Required work ▸
Copy every line that holds "złotych".

Raw records ▸
---

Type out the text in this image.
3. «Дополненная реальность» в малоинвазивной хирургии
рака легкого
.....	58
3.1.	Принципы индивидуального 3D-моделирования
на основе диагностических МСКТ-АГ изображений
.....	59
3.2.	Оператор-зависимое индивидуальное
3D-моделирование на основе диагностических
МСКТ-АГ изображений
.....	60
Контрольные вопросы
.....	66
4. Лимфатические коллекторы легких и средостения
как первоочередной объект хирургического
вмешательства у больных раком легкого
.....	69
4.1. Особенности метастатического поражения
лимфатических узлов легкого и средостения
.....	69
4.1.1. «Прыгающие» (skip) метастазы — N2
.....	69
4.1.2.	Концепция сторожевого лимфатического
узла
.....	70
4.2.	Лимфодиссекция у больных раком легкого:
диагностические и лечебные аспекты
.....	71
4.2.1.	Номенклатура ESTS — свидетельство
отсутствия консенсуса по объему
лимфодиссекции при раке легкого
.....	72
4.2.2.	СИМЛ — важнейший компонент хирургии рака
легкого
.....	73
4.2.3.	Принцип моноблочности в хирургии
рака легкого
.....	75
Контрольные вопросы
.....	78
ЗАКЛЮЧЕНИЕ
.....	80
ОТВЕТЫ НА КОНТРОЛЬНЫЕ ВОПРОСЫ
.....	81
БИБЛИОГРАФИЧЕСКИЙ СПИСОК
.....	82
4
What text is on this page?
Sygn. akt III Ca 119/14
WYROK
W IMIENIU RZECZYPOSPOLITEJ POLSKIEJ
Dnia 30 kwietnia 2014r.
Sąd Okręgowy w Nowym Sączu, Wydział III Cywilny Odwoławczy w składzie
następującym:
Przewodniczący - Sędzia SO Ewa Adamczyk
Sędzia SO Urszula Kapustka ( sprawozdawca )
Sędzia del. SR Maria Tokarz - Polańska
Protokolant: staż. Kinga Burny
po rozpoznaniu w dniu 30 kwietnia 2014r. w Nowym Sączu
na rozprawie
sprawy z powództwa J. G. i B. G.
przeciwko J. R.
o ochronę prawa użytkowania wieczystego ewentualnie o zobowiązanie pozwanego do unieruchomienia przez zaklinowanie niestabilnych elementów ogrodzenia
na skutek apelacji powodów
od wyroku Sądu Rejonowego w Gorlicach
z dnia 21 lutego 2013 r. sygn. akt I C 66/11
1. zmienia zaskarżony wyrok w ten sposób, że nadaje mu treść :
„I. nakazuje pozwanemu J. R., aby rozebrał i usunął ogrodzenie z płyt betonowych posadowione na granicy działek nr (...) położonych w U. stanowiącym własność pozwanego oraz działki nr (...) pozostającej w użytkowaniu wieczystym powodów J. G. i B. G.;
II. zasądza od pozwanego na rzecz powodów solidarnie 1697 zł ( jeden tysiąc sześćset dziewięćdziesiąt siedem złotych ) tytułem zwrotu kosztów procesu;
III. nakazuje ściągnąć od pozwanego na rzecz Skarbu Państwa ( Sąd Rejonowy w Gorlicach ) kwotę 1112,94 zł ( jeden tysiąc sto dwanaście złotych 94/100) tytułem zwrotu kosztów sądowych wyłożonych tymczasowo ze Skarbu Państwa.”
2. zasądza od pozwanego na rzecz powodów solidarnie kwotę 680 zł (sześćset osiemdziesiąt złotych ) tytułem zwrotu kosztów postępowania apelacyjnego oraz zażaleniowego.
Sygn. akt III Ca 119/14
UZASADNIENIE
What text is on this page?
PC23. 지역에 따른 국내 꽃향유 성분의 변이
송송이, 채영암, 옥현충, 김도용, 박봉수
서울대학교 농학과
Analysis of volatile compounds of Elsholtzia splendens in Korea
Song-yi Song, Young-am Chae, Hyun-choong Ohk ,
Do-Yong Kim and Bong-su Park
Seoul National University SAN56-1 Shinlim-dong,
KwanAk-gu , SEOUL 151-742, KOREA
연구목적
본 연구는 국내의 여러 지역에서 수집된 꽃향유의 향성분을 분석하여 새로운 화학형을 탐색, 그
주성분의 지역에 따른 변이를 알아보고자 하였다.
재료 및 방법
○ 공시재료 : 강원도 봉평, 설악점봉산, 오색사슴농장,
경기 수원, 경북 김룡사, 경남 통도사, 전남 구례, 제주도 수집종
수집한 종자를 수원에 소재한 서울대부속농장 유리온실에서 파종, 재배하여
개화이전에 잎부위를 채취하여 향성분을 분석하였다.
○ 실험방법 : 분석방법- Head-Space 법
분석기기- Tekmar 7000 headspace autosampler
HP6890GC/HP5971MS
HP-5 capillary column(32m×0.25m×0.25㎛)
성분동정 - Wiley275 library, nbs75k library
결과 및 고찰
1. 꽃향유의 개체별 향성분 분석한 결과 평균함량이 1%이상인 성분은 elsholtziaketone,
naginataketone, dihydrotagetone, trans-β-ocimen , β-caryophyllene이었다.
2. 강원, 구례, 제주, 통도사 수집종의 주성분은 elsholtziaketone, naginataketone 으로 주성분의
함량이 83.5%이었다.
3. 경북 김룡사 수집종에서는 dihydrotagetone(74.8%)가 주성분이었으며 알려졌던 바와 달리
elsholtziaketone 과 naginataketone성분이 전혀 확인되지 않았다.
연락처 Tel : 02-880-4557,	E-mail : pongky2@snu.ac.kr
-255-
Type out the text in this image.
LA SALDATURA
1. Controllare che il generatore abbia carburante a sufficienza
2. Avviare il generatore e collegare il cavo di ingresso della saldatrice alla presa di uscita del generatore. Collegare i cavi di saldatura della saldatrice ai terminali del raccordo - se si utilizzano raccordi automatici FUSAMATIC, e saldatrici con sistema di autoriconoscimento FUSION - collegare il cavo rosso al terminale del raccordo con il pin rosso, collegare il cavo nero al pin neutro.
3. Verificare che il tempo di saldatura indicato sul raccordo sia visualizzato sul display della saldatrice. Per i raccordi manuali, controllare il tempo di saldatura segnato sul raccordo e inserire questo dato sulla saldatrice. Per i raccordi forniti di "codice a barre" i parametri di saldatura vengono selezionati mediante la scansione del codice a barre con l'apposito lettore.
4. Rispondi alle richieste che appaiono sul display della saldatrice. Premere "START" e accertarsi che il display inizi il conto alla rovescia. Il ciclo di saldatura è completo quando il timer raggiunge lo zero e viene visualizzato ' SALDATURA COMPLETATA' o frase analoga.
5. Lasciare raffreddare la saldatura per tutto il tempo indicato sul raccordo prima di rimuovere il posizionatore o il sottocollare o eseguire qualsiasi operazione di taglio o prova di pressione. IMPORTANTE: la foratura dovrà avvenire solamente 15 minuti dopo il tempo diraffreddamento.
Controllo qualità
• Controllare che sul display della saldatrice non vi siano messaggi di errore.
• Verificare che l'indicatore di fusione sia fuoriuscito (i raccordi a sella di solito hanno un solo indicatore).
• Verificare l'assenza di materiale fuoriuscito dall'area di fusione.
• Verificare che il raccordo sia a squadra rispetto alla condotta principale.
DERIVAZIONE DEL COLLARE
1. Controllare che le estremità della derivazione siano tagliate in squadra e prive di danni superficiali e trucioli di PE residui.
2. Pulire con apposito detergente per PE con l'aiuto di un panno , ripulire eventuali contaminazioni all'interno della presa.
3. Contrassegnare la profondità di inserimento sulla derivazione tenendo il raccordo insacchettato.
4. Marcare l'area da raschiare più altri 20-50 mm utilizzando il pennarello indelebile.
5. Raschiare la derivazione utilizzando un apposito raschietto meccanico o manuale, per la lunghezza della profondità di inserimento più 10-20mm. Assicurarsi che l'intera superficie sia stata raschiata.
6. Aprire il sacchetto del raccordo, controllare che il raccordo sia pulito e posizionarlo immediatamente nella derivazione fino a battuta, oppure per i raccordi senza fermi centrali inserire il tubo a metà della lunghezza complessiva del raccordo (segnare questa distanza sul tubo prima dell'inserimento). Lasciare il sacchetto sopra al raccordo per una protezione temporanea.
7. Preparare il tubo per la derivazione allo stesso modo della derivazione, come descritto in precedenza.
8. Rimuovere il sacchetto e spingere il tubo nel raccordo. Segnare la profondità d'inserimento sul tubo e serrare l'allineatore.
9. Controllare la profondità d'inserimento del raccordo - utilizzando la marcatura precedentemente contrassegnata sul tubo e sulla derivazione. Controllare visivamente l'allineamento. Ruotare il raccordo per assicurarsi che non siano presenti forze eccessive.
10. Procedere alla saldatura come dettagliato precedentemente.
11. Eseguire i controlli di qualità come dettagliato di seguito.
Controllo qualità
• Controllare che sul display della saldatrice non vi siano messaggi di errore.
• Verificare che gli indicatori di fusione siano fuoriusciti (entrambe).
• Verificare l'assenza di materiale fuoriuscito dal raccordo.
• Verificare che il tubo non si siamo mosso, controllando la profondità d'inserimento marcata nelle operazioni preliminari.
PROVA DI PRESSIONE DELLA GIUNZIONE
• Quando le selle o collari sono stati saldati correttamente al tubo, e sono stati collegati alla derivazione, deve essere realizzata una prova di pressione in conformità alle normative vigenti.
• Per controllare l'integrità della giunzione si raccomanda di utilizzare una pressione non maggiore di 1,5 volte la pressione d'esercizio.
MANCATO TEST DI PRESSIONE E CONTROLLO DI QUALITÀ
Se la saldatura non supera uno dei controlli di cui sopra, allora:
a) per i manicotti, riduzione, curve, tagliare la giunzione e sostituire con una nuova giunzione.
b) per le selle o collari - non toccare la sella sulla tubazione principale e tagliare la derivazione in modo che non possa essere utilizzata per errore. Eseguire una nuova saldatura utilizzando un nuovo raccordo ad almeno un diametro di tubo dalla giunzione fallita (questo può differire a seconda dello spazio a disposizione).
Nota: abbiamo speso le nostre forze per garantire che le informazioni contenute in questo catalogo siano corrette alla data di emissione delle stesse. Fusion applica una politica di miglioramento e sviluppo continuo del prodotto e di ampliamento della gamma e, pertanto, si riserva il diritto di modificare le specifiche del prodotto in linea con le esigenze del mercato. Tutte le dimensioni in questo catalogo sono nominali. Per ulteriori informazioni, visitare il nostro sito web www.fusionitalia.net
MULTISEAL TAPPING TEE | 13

---

Exercise solution ▸
II. zasądza od pozwanego na rzecz powodów solidarnie 1697 zł ( jeden tysiąc sześćset dziewięćdziesiąt siedem złotych ) tytułem zwrotu kosztów procesu;
III. nakazuje ściągnąć od pozwanego na rzecz Skarbu Państwa ( Sąd Rejonowy w Gorlicach ) kwotę 1112,94 zł ( jeden tysiąc sto dwanaście złotych 94/100) tytułem zwrotu kosztów sądowych wyłożonych tymczasowo ze Skarbu Państwa.”
2. zasądza od pozwanego na rzecz powodów solidarnie kwotę 680 zł (sześćset osiemdziesiąt złotych ) tytułem zwrotu kosztów postępowania apelacyjnego oraz zażaleniowego.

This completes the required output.